Your goal: Your answer is a single number: how many lines hold the word "close"?
-------- Data supplied
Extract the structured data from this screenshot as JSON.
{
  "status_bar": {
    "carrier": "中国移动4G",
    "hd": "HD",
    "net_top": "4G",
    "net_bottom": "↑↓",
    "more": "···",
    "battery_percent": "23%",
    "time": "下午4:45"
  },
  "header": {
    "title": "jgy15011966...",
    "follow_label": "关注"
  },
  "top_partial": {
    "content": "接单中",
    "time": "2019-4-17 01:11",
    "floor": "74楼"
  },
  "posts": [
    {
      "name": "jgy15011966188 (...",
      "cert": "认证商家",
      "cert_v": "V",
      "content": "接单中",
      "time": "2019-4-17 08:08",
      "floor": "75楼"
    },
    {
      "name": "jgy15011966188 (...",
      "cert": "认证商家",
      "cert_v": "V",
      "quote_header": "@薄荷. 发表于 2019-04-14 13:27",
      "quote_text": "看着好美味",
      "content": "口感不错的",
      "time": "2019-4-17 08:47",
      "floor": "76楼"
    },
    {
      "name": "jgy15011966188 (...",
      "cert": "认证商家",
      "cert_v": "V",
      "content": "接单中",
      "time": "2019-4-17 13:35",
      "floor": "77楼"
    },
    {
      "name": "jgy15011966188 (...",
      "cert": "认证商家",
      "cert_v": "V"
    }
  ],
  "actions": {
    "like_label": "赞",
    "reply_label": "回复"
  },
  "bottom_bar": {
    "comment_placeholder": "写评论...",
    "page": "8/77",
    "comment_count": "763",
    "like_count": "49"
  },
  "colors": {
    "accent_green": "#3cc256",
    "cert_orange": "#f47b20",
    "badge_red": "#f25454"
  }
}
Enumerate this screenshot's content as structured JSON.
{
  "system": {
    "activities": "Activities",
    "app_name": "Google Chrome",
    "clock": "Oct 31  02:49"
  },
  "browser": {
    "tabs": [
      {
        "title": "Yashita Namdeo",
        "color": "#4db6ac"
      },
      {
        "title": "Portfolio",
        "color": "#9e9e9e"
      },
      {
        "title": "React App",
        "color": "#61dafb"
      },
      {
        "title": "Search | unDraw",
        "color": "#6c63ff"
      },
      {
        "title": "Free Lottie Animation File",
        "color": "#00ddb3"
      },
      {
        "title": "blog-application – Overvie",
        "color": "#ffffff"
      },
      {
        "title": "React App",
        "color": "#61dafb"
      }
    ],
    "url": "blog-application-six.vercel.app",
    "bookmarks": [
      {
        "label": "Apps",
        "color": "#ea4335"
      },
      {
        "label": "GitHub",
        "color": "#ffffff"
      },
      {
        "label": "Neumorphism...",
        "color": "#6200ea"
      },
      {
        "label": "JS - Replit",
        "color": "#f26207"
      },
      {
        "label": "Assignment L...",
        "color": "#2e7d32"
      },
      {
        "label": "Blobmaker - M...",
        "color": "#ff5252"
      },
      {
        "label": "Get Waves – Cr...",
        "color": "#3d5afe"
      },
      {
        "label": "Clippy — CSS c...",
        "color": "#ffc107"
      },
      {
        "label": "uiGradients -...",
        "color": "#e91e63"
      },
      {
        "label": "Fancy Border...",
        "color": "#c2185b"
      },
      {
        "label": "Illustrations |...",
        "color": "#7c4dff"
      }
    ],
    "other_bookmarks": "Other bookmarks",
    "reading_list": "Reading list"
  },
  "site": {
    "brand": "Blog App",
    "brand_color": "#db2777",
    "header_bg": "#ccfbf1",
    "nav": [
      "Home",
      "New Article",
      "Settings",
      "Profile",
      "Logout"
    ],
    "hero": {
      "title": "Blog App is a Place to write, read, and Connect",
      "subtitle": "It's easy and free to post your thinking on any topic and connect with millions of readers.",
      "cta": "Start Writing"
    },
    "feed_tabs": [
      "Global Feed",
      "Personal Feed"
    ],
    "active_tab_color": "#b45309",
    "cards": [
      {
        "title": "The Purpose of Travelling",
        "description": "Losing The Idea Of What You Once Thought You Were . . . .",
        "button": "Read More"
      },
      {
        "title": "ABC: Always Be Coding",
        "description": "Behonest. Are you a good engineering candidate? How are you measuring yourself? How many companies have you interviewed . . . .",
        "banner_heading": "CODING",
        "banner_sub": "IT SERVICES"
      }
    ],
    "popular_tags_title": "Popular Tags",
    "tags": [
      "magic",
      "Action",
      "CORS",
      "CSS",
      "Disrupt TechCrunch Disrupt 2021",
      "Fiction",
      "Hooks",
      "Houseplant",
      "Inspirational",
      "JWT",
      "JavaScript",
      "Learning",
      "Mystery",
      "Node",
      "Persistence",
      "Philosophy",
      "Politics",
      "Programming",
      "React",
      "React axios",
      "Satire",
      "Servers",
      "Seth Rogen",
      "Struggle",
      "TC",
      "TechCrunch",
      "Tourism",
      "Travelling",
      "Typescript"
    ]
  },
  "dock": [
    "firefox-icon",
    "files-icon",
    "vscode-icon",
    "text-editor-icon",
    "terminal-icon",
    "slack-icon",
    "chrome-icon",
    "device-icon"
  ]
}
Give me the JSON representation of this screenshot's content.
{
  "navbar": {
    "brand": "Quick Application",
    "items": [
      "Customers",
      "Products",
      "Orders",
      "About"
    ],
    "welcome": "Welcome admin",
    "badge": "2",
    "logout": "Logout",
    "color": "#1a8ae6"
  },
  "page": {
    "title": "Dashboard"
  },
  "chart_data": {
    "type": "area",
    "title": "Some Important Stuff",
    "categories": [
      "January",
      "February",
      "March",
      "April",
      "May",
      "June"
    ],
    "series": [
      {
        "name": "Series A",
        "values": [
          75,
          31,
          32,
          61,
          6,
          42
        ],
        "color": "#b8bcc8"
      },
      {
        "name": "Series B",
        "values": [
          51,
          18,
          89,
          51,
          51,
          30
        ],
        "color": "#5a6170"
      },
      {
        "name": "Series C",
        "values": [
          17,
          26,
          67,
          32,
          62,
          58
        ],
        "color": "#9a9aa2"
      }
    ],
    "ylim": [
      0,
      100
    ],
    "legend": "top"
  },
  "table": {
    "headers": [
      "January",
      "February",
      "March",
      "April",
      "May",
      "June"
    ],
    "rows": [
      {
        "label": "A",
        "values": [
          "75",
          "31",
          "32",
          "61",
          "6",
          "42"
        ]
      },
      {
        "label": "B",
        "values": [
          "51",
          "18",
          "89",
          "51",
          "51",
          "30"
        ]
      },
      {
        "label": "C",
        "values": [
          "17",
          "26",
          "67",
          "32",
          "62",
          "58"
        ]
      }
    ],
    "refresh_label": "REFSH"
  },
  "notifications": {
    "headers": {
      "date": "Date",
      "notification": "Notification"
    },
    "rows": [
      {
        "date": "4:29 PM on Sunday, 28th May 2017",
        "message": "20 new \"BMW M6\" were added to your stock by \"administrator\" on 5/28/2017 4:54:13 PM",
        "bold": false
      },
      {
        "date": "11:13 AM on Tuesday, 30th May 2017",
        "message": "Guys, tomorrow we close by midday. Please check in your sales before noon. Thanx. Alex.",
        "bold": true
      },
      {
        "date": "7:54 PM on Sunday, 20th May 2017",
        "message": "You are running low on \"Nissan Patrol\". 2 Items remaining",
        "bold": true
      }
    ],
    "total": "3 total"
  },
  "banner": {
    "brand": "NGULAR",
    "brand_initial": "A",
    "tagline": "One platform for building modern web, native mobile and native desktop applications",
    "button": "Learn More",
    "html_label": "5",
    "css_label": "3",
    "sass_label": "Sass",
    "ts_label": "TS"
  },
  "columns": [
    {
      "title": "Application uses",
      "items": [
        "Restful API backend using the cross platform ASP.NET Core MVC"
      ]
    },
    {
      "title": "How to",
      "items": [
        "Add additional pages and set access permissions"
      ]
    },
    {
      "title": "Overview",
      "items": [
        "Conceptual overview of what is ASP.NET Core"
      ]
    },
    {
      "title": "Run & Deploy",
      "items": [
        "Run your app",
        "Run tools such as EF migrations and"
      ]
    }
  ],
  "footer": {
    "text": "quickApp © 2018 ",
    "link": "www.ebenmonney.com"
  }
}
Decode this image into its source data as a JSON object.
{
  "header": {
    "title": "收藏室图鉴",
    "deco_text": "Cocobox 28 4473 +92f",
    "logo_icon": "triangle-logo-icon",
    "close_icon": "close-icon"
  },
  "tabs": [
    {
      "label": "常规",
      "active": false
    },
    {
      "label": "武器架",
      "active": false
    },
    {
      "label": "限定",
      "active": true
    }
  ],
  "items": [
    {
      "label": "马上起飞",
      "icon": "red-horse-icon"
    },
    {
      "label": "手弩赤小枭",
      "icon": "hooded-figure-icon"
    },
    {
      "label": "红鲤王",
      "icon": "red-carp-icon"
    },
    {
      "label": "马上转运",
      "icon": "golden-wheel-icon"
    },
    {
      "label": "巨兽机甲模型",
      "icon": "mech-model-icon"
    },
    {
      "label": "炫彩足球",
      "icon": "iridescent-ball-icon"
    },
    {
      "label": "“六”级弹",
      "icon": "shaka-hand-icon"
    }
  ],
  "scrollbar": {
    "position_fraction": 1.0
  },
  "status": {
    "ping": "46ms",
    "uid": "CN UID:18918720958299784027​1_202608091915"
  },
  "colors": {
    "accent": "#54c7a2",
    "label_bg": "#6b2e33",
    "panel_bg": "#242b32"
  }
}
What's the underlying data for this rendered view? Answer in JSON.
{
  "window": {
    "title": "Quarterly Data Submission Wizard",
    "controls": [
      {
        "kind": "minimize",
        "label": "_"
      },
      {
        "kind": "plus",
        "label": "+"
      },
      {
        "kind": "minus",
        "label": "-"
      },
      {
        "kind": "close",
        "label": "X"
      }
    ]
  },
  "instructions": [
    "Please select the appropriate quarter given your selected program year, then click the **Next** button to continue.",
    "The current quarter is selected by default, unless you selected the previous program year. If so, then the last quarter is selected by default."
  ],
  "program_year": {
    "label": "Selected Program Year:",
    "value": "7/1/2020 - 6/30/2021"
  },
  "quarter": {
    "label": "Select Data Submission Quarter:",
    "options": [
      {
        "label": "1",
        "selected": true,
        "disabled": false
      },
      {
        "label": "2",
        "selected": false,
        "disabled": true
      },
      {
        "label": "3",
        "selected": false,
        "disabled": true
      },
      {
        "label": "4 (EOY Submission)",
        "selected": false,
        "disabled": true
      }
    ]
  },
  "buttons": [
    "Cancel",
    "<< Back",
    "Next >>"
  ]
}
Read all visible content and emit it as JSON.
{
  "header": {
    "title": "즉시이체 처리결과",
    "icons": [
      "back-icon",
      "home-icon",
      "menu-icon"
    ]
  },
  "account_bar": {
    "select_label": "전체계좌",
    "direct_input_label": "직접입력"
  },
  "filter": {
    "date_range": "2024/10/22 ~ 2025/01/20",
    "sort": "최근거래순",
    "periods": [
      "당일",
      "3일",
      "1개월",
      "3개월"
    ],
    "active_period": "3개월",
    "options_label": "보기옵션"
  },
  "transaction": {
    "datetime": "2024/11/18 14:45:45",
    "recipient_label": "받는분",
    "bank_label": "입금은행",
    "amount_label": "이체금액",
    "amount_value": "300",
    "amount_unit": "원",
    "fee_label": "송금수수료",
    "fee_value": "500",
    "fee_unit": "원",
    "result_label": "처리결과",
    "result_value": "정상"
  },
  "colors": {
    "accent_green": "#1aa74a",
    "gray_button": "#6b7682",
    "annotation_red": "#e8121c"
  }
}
----------------
Output for this exercise: 3